> [Required work]
Find the word "this" in the material below and gather every line that contains it.

Extracts from a graphics dataset:
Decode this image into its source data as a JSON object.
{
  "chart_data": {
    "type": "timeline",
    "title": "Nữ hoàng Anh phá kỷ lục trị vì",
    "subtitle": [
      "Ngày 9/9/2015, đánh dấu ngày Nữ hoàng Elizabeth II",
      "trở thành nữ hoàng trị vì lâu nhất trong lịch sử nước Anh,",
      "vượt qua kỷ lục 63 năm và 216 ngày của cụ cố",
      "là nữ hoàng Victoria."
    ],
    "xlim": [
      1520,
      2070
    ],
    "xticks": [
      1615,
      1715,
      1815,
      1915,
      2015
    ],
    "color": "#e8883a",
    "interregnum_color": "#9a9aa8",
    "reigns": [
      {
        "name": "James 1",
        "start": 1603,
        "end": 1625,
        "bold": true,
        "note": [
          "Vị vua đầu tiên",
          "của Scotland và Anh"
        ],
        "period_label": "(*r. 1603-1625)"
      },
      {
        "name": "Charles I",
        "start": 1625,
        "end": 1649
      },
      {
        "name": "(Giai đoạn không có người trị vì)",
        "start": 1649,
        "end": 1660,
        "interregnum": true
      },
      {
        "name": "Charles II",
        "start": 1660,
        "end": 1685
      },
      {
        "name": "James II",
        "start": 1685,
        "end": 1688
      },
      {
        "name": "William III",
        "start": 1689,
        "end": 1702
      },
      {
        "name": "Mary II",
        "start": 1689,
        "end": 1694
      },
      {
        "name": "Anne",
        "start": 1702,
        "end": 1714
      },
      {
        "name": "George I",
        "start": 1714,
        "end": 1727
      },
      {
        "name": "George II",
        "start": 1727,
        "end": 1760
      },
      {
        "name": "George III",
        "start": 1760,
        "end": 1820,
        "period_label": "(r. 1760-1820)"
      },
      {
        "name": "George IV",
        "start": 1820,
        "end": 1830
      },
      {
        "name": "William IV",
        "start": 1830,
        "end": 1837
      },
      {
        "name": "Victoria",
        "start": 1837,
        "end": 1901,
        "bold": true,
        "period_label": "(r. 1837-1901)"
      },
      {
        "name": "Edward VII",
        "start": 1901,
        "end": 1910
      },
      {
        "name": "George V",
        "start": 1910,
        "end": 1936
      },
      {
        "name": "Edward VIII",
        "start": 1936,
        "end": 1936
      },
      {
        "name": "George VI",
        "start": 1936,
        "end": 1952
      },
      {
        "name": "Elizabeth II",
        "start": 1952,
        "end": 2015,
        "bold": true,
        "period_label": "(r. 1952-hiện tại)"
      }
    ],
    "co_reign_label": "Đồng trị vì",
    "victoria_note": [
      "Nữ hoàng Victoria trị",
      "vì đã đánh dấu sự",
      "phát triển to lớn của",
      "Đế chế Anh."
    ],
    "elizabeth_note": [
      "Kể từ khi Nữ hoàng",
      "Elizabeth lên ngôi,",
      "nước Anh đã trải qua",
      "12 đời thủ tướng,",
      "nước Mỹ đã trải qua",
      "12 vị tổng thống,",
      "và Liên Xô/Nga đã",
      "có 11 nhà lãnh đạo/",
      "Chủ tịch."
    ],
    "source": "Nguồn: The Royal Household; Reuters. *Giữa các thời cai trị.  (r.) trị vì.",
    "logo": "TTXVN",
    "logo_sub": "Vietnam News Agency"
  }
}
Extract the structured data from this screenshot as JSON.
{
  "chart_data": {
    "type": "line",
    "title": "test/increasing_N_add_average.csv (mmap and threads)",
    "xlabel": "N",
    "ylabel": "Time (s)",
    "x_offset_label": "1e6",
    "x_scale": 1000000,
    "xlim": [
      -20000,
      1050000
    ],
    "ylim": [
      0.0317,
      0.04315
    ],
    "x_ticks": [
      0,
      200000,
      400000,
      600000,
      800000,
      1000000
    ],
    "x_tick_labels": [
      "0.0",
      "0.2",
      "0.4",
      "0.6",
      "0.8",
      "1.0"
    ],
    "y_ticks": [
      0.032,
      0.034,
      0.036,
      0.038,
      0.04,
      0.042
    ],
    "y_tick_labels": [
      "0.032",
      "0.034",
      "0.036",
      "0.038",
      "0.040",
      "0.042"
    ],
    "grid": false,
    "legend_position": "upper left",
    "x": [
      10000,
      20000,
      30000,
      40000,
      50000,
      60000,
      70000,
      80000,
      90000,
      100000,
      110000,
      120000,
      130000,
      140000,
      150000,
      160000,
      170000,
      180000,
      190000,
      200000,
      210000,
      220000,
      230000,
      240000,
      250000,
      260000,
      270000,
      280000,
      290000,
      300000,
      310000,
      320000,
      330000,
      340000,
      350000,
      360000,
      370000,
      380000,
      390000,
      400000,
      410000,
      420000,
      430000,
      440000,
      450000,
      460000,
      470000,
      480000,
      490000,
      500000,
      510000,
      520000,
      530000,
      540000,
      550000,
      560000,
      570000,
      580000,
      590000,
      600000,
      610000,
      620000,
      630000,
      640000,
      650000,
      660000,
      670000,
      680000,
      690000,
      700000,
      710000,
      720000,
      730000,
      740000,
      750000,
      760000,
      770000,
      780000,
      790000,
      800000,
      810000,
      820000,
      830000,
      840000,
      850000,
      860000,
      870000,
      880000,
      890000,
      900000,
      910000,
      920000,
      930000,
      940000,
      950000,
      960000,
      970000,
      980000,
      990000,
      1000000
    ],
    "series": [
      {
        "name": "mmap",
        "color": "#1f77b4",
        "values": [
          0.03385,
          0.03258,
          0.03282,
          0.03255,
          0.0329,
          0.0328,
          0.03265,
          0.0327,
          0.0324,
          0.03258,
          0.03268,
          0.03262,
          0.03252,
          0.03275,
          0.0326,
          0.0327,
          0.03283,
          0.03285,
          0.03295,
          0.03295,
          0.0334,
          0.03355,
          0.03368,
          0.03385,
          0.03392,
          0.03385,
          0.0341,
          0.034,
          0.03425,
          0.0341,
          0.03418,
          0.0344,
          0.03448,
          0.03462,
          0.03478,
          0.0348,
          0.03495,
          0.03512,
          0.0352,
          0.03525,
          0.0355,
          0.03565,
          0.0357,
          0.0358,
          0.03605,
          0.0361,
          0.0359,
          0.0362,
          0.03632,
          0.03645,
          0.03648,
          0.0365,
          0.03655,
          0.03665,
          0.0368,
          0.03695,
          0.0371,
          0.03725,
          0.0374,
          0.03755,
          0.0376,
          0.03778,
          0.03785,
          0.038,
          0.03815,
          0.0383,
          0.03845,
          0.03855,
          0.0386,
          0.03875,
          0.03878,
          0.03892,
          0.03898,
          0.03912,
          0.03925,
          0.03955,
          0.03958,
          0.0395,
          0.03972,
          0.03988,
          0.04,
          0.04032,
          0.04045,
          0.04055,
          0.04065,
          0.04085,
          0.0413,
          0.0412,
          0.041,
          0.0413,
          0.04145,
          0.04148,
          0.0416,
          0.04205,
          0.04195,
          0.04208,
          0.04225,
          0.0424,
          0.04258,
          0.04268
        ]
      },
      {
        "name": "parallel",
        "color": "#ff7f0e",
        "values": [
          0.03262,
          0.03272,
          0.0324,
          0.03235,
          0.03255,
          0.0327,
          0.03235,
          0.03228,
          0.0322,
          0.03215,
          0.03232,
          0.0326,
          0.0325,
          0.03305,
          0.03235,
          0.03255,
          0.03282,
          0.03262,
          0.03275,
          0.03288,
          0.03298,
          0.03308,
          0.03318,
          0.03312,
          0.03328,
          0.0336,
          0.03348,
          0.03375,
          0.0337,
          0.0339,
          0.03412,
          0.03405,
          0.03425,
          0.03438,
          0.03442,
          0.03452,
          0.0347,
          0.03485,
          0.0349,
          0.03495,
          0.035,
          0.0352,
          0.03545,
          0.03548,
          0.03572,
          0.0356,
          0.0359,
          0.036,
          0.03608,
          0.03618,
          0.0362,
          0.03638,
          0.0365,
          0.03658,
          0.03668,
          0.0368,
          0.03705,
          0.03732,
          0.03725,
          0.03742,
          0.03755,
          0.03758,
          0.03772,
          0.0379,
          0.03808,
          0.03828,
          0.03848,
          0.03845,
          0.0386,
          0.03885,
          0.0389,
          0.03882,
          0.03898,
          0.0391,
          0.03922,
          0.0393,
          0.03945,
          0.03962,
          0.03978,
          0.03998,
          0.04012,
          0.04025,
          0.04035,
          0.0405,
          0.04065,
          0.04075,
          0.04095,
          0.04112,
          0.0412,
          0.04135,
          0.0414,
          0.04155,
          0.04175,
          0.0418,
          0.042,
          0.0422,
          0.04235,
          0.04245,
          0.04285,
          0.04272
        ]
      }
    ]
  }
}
==
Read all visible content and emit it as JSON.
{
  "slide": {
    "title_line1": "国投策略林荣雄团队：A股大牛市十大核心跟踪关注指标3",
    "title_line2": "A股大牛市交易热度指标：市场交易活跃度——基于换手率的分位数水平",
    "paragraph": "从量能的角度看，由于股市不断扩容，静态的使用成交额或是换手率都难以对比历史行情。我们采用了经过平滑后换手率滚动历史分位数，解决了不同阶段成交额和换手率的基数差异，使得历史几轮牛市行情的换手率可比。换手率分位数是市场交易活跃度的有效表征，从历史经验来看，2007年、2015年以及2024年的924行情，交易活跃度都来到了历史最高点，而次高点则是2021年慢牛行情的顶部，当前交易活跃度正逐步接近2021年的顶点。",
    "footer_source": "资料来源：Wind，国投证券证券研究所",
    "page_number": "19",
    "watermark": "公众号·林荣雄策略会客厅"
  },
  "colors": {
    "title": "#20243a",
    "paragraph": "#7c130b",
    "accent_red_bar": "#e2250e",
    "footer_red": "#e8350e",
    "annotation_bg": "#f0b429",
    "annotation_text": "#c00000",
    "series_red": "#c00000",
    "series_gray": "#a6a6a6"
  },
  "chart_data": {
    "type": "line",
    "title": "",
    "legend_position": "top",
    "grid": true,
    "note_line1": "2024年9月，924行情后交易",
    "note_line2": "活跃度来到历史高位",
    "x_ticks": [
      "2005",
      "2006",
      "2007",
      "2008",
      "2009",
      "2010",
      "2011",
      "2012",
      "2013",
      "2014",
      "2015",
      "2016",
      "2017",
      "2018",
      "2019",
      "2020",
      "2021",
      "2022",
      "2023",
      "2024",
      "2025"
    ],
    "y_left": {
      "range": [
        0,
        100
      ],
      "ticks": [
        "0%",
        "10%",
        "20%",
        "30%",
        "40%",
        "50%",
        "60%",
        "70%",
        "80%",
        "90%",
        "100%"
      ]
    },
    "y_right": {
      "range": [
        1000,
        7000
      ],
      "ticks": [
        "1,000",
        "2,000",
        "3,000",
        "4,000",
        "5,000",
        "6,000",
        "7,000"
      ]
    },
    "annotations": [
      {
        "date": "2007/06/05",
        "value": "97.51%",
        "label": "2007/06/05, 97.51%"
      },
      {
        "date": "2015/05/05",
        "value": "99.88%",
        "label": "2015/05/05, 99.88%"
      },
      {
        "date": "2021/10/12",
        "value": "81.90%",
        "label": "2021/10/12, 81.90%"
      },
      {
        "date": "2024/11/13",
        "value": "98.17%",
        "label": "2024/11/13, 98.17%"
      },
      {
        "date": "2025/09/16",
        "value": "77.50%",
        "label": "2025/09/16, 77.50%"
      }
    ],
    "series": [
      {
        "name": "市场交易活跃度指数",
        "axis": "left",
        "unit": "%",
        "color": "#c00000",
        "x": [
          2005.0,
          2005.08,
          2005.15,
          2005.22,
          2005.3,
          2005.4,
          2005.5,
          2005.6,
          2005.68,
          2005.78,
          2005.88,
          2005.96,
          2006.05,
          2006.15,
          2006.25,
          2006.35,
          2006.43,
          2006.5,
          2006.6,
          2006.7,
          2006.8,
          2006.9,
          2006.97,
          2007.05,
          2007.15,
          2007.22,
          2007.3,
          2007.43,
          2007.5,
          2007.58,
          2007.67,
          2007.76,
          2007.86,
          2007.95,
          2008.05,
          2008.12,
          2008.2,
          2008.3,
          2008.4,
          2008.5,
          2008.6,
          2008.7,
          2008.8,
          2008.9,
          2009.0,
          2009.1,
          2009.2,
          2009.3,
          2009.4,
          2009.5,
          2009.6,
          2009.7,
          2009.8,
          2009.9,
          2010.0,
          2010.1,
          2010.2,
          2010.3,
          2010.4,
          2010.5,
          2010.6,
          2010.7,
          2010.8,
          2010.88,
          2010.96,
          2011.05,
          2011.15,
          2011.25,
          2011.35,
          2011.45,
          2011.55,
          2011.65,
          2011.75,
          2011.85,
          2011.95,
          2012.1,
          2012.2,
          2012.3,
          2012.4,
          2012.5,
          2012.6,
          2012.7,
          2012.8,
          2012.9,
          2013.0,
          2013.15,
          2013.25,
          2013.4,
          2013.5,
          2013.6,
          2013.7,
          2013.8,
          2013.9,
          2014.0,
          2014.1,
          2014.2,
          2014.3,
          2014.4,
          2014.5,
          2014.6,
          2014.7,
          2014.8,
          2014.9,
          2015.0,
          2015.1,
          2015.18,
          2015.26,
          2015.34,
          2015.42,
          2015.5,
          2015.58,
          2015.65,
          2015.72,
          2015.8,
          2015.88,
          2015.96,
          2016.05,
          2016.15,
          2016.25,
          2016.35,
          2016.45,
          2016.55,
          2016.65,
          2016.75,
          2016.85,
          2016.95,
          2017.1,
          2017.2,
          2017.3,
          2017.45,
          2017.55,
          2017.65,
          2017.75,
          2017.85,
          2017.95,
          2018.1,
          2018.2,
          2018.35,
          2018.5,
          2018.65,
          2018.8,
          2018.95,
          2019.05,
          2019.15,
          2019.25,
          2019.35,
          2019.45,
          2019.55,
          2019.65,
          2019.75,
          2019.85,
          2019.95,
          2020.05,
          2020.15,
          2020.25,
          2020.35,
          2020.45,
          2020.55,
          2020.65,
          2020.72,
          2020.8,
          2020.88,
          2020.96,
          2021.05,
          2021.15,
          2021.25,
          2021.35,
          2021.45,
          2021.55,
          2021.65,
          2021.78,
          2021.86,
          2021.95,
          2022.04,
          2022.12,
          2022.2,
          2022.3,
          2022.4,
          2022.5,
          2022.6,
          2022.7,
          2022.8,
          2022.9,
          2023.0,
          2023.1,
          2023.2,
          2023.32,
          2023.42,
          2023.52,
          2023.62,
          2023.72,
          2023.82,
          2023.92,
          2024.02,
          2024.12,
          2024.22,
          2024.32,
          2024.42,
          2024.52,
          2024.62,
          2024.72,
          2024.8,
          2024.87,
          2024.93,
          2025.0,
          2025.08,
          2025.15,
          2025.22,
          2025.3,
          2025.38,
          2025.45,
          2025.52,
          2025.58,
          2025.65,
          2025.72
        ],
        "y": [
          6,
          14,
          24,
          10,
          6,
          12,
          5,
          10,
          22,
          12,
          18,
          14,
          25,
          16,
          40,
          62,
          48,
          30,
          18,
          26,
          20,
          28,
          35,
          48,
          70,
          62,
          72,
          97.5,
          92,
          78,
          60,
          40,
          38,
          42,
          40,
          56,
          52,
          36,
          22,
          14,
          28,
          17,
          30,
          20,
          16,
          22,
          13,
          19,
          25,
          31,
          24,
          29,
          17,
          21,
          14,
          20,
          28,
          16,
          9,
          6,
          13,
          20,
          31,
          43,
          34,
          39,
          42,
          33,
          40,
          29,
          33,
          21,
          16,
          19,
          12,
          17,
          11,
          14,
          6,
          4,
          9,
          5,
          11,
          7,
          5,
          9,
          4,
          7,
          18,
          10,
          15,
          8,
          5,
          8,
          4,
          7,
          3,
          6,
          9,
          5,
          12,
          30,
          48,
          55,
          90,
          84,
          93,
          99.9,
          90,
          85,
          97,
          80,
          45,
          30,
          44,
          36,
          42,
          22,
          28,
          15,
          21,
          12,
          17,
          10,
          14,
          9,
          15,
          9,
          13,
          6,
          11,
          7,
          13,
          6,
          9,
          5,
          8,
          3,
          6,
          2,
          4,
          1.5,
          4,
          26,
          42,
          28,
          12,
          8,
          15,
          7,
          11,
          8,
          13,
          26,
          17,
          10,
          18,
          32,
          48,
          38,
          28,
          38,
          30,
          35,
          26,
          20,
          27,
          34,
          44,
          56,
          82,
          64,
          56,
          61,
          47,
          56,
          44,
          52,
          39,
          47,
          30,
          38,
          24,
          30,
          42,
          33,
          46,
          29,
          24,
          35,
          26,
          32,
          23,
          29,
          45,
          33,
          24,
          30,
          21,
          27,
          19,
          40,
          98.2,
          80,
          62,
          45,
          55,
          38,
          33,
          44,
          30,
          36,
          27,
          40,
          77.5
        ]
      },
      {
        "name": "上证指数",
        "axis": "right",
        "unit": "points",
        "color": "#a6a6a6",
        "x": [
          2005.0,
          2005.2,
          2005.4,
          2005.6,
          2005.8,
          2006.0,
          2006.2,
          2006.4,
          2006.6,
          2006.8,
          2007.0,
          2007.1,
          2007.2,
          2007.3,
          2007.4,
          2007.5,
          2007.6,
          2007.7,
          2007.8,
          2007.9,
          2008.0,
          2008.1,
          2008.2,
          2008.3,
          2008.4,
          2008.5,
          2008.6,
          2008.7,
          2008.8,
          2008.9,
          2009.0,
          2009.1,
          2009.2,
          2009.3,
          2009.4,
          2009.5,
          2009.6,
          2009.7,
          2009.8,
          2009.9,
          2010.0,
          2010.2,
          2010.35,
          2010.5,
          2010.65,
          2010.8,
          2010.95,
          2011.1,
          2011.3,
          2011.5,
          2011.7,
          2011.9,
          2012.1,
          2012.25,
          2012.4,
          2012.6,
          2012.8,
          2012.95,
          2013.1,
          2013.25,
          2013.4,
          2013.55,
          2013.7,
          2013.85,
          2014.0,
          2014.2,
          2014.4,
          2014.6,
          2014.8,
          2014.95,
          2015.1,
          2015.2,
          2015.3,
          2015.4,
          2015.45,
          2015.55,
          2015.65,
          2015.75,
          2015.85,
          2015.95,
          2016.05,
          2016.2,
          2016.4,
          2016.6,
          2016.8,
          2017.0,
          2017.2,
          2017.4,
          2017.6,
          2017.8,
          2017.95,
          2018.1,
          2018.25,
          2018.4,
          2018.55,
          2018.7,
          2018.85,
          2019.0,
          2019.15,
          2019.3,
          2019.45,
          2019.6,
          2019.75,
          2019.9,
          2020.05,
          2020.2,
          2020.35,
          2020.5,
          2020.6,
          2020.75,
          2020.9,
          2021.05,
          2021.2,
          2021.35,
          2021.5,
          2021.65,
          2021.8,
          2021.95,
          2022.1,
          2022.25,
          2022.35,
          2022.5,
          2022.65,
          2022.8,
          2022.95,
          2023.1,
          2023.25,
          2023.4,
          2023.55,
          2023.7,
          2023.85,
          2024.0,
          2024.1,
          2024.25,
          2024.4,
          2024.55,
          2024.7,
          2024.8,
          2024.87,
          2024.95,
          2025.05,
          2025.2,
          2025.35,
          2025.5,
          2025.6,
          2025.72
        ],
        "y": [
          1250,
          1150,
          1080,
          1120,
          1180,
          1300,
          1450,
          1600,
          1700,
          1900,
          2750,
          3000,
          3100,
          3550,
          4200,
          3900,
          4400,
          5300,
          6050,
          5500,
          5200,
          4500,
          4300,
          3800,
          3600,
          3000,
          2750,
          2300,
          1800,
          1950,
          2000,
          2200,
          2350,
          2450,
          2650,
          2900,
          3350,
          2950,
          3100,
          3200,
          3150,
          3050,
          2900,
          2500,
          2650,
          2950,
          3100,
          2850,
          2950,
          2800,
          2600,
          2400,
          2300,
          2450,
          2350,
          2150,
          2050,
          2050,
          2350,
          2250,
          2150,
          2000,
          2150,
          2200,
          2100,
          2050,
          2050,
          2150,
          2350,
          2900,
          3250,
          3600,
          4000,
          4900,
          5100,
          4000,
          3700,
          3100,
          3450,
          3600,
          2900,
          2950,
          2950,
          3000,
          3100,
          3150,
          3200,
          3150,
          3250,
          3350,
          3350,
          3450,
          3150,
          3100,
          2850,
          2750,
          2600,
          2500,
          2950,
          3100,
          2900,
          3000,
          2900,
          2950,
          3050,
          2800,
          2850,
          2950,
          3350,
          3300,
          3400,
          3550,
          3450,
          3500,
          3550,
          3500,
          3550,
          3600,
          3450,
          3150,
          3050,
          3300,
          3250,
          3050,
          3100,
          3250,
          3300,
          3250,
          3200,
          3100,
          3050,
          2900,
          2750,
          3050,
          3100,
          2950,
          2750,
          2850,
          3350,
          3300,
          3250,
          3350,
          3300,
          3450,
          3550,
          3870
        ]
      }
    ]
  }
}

> [Finished exercise]
Decode this image into its source data as a JSON object.
Extract the structured data from this screenshot as JSON.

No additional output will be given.